-- Given task --
Search the records that follow and extract every line containing the string "муниципальных".

(Dataset items)
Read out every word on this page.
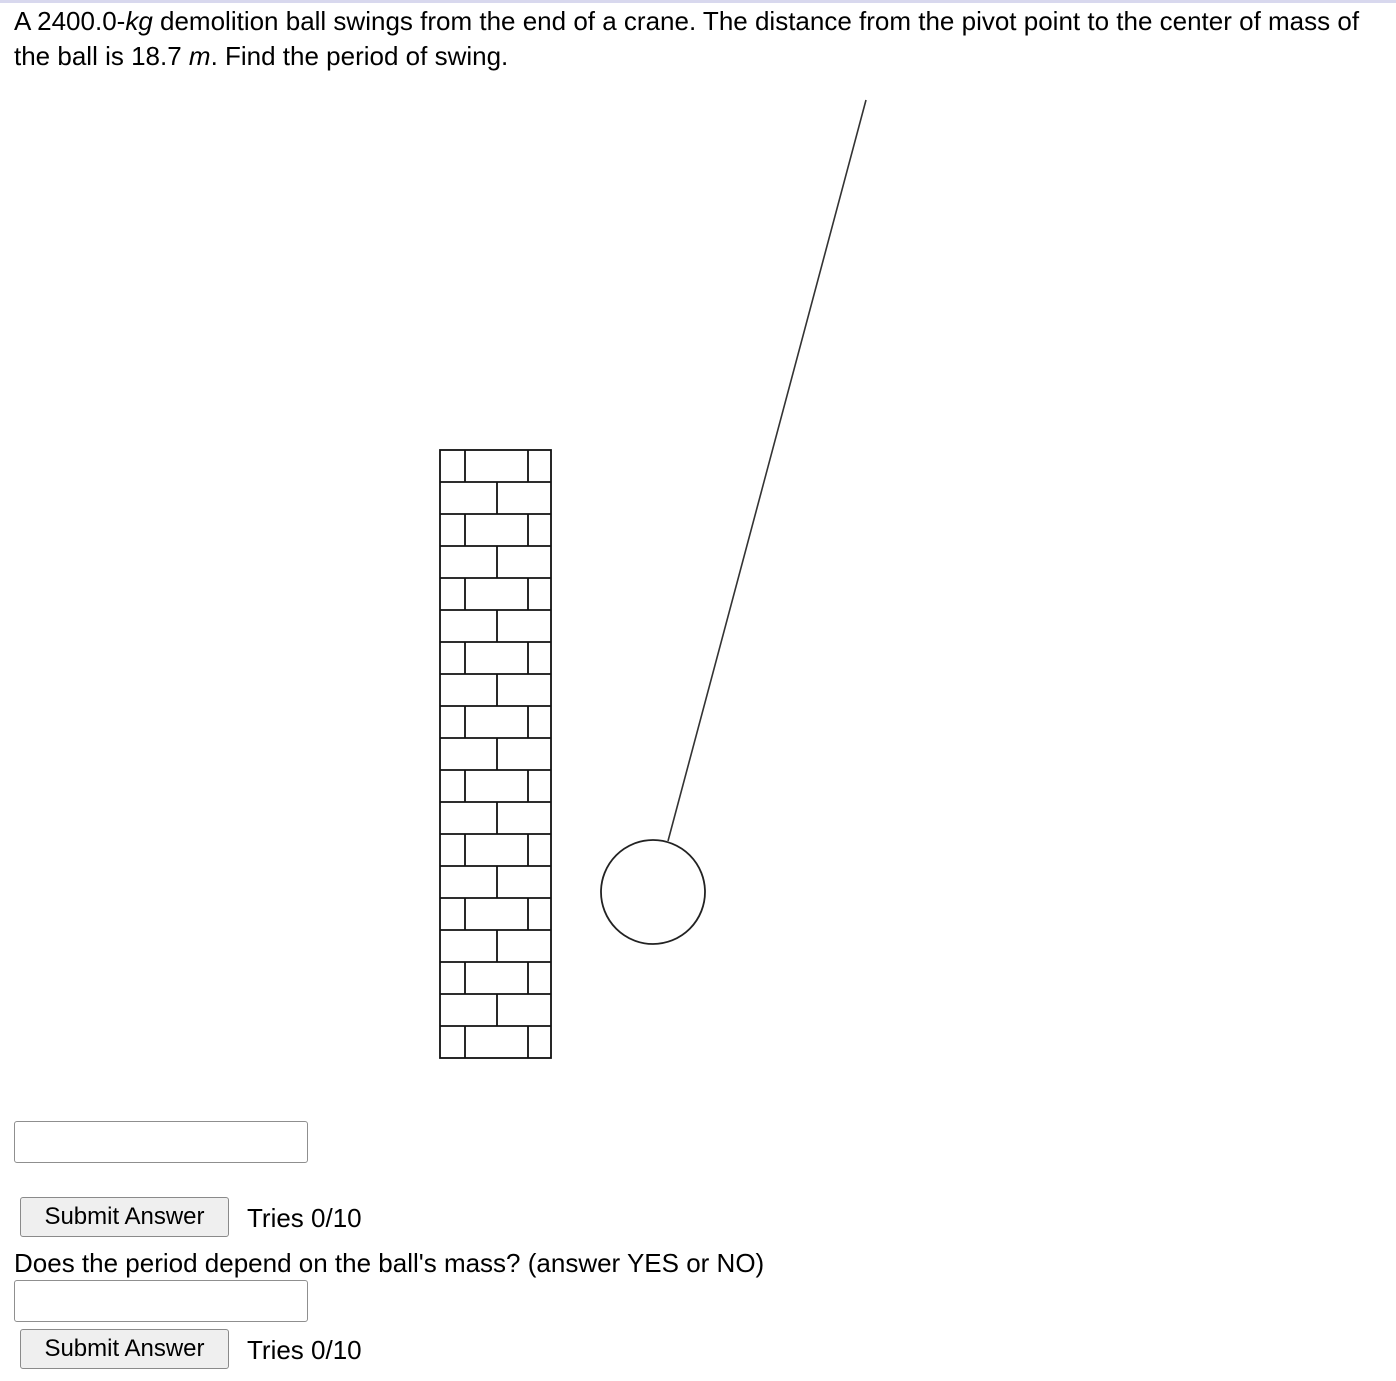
A 2400.0-kg demolition ball swings from the end of a crane. The distance from the pivot point to the center of mass of the ball is 18.7 m. Find the period of swing.

Submit Answer	Tries 0/10

Does the period depend on the ball's mass? (answer YES or NO)

Submit Answer	Tries 0/10
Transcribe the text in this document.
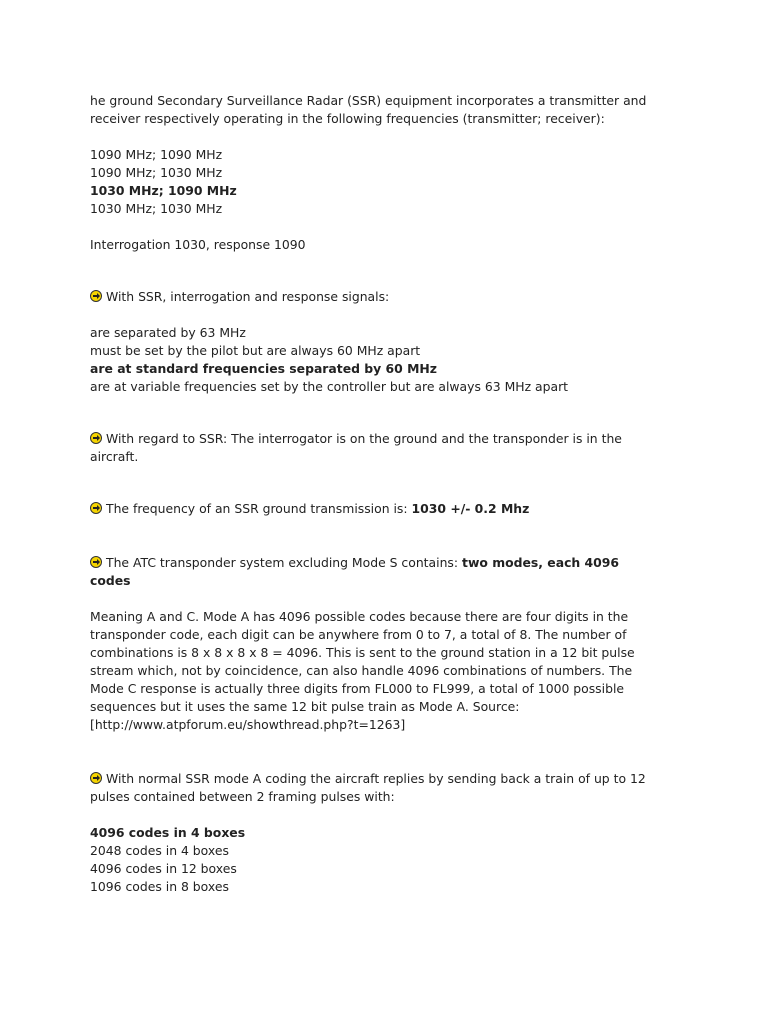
he ground Secondary Surveillance Radar (SSR) equipment incorporates a transmitter and
receiver respectively operating in the following frequencies (transmitter; receiver):
1090 MHz; 1090 MHz
1090 MHz; 1030 MHz
1030 MHz; 1090 MHz
1030 MHz; 1030 MHz
Interrogation 1030, response 1090
With SSR, interrogation and response signals:
are separated by 63 MHz
must be set by the pilot but are always 60 MHz apart
are at standard frequencies separated by 60 MHz
are at variable frequencies set by the controller but are always 63 MHz apart
With regard to SSR: The interrogator is on the ground and the transponder is in the
aircraft.
The frequency of an SSR ground transmission is: 1030 +/- 0.2 Mhz
The ATC transponder system excluding Mode S contains: two modes, each 4096
codes
Meaning A and C. Mode A has 4096 possible codes because there are four digits in the
transponder code, each digit can be anywhere from 0 to 7, a total of 8. The number of
combinations is 8 x 8 x 8 x 8 = 4096. This is sent to the ground station in a 12 bit pulse
stream which, not by coincidence, can also handle 4096 combinations of numbers. The
Mode C response is actually three digits from FL000 to FL999, a total of 1000 possible
sequences but it uses the same 12 bit pulse train as Mode A. Source:
[http://www.atpforum.eu/showthread.php?t=1263]
With normal SSR mode A coding the aircraft replies by sending back a train of up to 12
pulses contained between 2 framing pulses with:
4096 codes in 4 boxes
2048 codes in 4 boxes
4096 codes in 12 boxes
1096 codes in 8 boxes
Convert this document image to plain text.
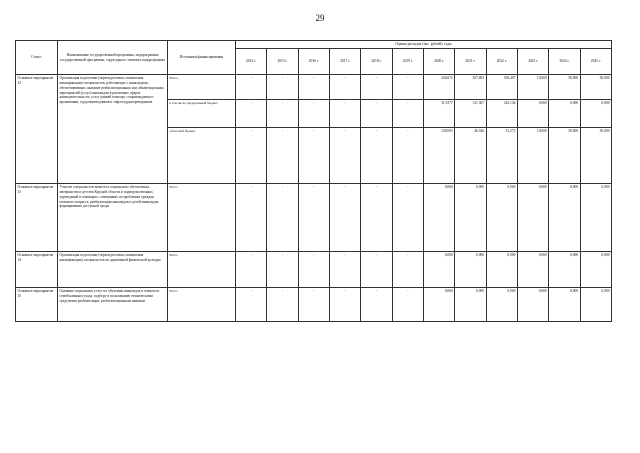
29
Статус	Наименование государственной программы, подпрограммы государственной программы, структурного элемента подпрограммы	Источники финансирования	Оценка расходов (тыс. рублей), годы											
			2014 г.	2015 г.	2016 г.	2017 г.	2018 г.	2019 г.	2020 г.	2021 г.	2022 г.	2023 г.	2024 г.	2025 г.
Основное мероприятие 12	Организация подготовки (переподготовки, повышения квалификации) специалистов, работающих с инвалидами, обеспечивающих оказание реабилитационных или абилитационных мероприятий (услуг) инвалидам в различных сферах жизнедеятельности, услуг ранней помощи, сопровождаемого проживания, сурдопереводчиков и тифлосурдопереводчиков	Всего,	-	-	-	-	-	-	444,672	357,893	394,407	10,000	50,000	50,000
		в том числе: федеральный бюджет	-	-	-	-	-	-	313,977	311,367	343,134	0,000	0,000	0,000
		областной бюджет	-	-	-	-	-	-	130,695	46,526	51,273	10,000	50,000	50,000
Основное мероприятие 13	Участие специалистов комитета социального обеспечения, материнства и детства Курской области и подведомственных учреждений в семинарах, совещаниях по проблемам граждан пожилого возраста, реабилитации инвалидов и детей-инвалидов, формирования доступной среды	Всего	-	-	-	-	-	-	0,000	0,000	0,000	0,000	0,000	0,000
Основное мероприятие 14	Организация подготовки (переподготовки, повышения квалификации) специалистов по адаптивной физической культуре	Всего	-	-	-	-	-	-	0,000	0,000	0,000	0,000	0,000	0,000
Основное мероприятие 15	Оказание социальных услуг по обучению инвалидов и членов их семей навыкам ухода, подбору и пользованию техническими средствами реабилитации, реабилитационным навыкам	Всего	-	-	-	-	-	-	0,000	0,000	0,000	0,000	0,000	0,000
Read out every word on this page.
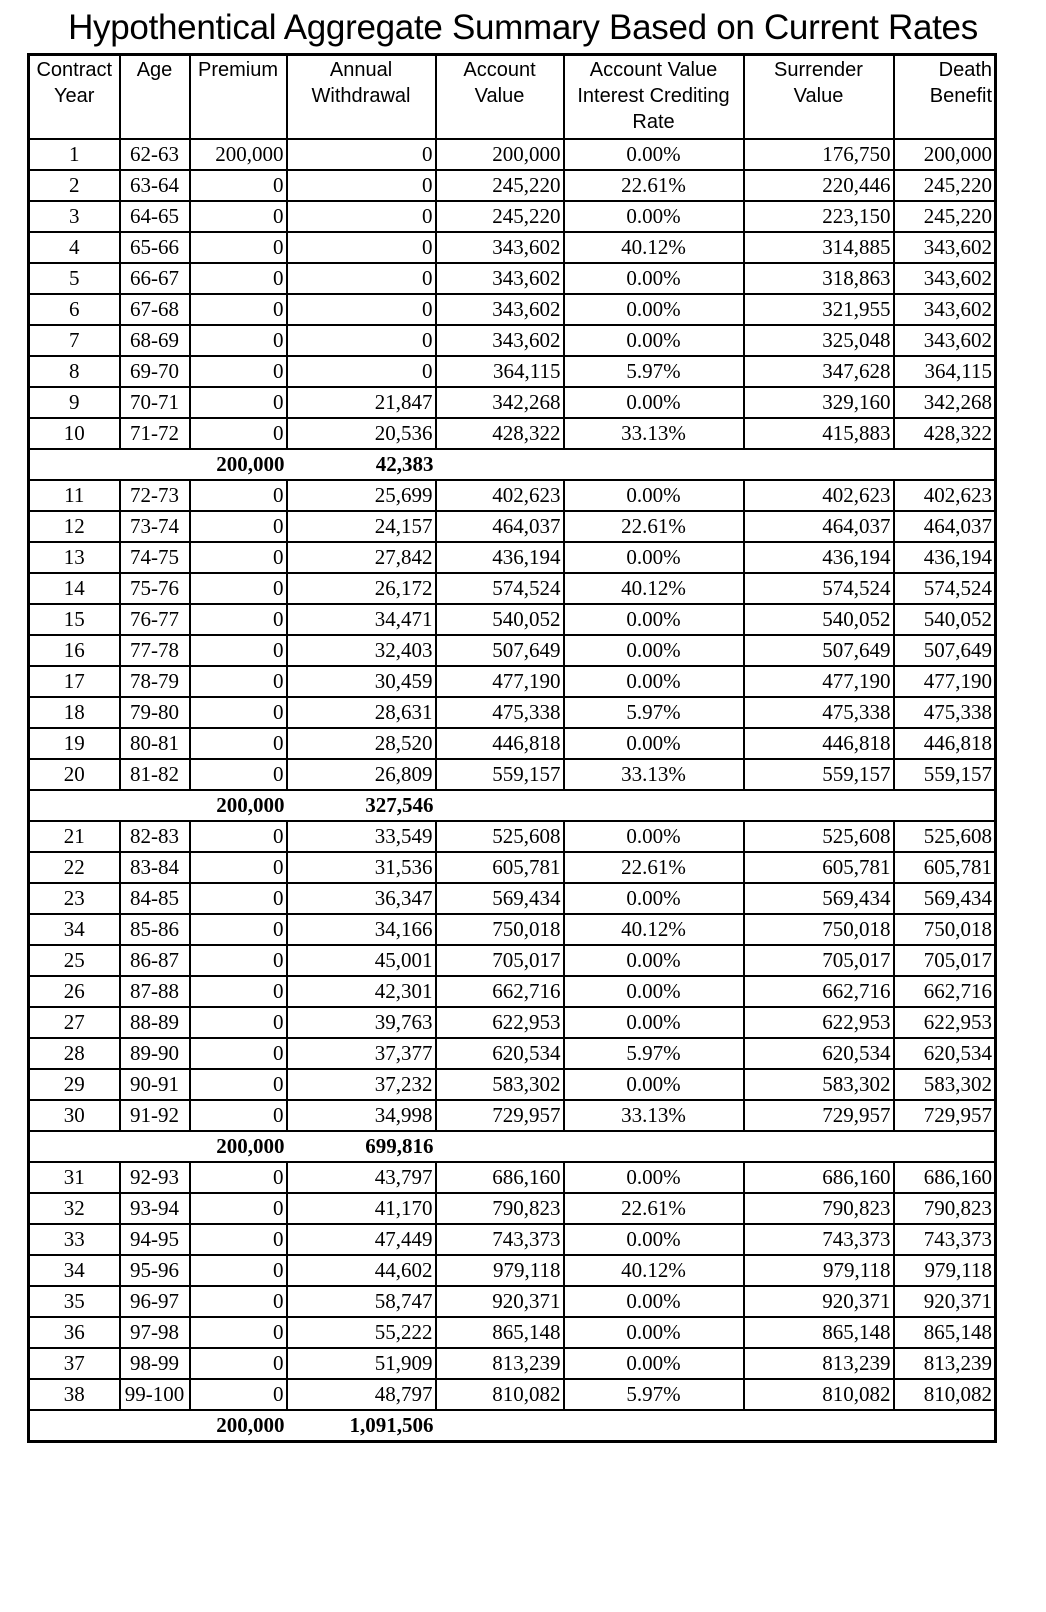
Hypothentical Aggregate Summary Based on Current Rates
Contract Year	Age	Premium	Annual Withdrawal	Account Value	Account Value Interest Crediting Rate	Surrender Value	Death Benefit
1	62-63	200,000	0	200,000	0.00%	176,750	200,000
2	63-64	0	0	245,220	22.61%	220,446	245,220
3	64-65	0	0	245,220	0.00%	223,150	245,220
4	65-66	0	0	343,602	40.12%	314,885	343,602
5	66-67	0	0	343,602	0.00%	318,863	343,602
6	67-68	0	0	343,602	0.00%	321,955	343,602
7	68-69	0	0	343,602	0.00%	325,048	343,602
8	69-70	0	0	364,115	5.97%	347,628	364,115
9	70-71	0	21,847	342,268	0.00%	329,160	342,268
10	71-72	0	20,536	428,322	33.13%	415,883	428,322
		200,000	42,383				
11	72-73	0	25,699	402,623	0.00%	402,623	402,623
12	73-74	0	24,157	464,037	22.61%	464,037	464,037
13	74-75	0	27,842	436,194	0.00%	436,194	436,194
14	75-76	0	26,172	574,524	40.12%	574,524	574,524
15	76-77	0	34,471	540,052	0.00%	540,052	540,052
16	77-78	0	32,403	507,649	0.00%	507,649	507,649
17	78-79	0	30,459	477,190	0.00%	477,190	477,190
18	79-80	0	28,631	475,338	5.97%	475,338	475,338
19	80-81	0	28,520	446,818	0.00%	446,818	446,818
20	81-82	0	26,809	559,157	33.13%	559,157	559,157
		200,000	327,546				
21	82-83	0	33,549	525,608	0.00%	525,608	525,608
22	83-84	0	31,536	605,781	22.61%	605,781	605,781
23	84-85	0	36,347	569,434	0.00%	569,434	569,434
34	85-86	0	34,166	750,018	40.12%	750,018	750,018
25	86-87	0	45,001	705,017	0.00%	705,017	705,017
26	87-88	0	42,301	662,716	0.00%	662,716	662,716
27	88-89	0	39,763	622,953	0.00%	622,953	622,953
28	89-90	0	37,377	620,534	5.97%	620,534	620,534
29	90-91	0	37,232	583,302	0.00%	583,302	583,302
30	91-92	0	34,998	729,957	33.13%	729,957	729,957
		200,000	699,816				
31	92-93	0	43,797	686,160	0.00%	686,160	686,160
32	93-94	0	41,170	790,823	22.61%	790,823	790,823
33	94-95	0	47,449	743,373	0.00%	743,373	743,373
34	95-96	0	44,602	979,118	40.12%	979,118	979,118
35	96-97	0	58,747	920,371	0.00%	920,371	920,371
36	97-98	0	55,222	865,148	0.00%	865,148	865,148
37	98-99	0	51,909	813,239	0.00%	813,239	813,239
38	99-100	0	48,797	810,082	5.97%	810,082	810,082
		200,000	1,091,506				
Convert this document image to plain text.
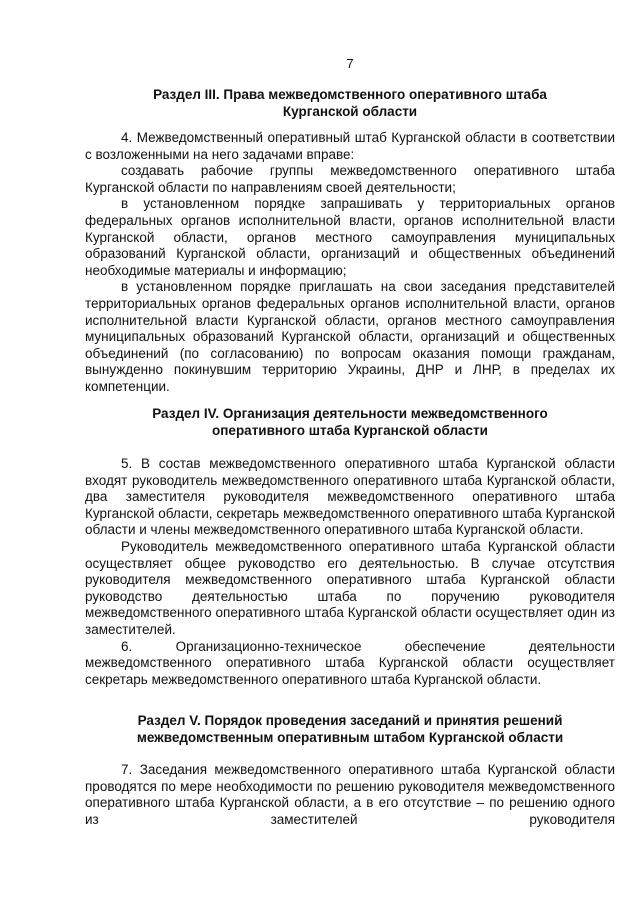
7
Раздел III. Права межведомственного оперативного штаба
Курганской области

4. Межведомственный оперативный штаб Курганской области в соответствии с возложенными на него задачами вправе:

создавать рабочие группы межведомственного оперативного штаба Курганской области по направлениям своей деятельности;

в установленном порядке запрашивать у территориальных органов федеральных органов исполнительной власти, органов исполнительной власти Курганской области, органов местного самоуправления муниципальных образований Курганской области, организаций и общественных объединений необходимые материалы и информацию;

в установленном порядке приглашать на свои заседания представителей территориальных органов федеральных органов исполнительной власти, органов исполнительной власти Курганской области, органов местного самоуправления муниципальных образований Курганской области, организаций и общественных объединений (по согласованию) по вопросам оказания помощи гражданам, вынужденно покинувшим территорию Украины, ДНР и ЛНР, в пределах их компетенции.

Раздел IV. Организация деятельности межведомственного
оперативного штаба Курганской области

5. В состав межведомственного оперативного штаба Курганской области входят руководитель межведомственного оперативного штаба Курганской области, два заместителя руководителя межведомственного оперативного штаба Курганской области, секретарь межведомственного оперативного штаба Курганской области и члены межведомственного оперативного штаба Курганской области.

Руководитель межведомственного оперативного штаба Курганской области осуществляет общее руководство его деятельностью. В случае отсутствия руководителя межведомственного оперативного штаба Курганской области руководство деятельностью штаба по поручению руководителя межведомственного оперативного штаба Курганской области осуществляет один из заместителей.

6. Организационно-техническое обеспечение деятельности межведомственного оперативного штаба Курганской области осуществляет секретарь межведомственного оперативного штаба Курганской области.

Раздел V. Порядок проведения заседаний и принятия решений
межведомственным оперативным штабом Курганской области

7. Заседания межведомственного оперативного штаба Курганской области проводятся по мере необходимости по решению руководителя межведомственного оперативного штаба Курганской области, а в его отсутствие – по решению одного из заместителей руководителя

-- Expected output --
в установленном порядке запрашивать у территориальных органов федеральных органов исполнительной власти, органов исполнительной власти Курганской области, органов местного самоуправления муниципальных образований Курганской области, организаций и общественных объединений необходимые материалы и информацию;
в установленном порядке приглашать на свои заседания представителей территориальных органов федеральных органов исполнительной власти, органов исполнительной власти Курганской области, органов местного самоуправления муниципальных образований Курганской области, организаций и общественных объединений (по согласованию) по вопросам оказания помощи гражданам, вынужденно покинувшим территорию Украины, ДНР и ЛНР, в пределах их компетенции.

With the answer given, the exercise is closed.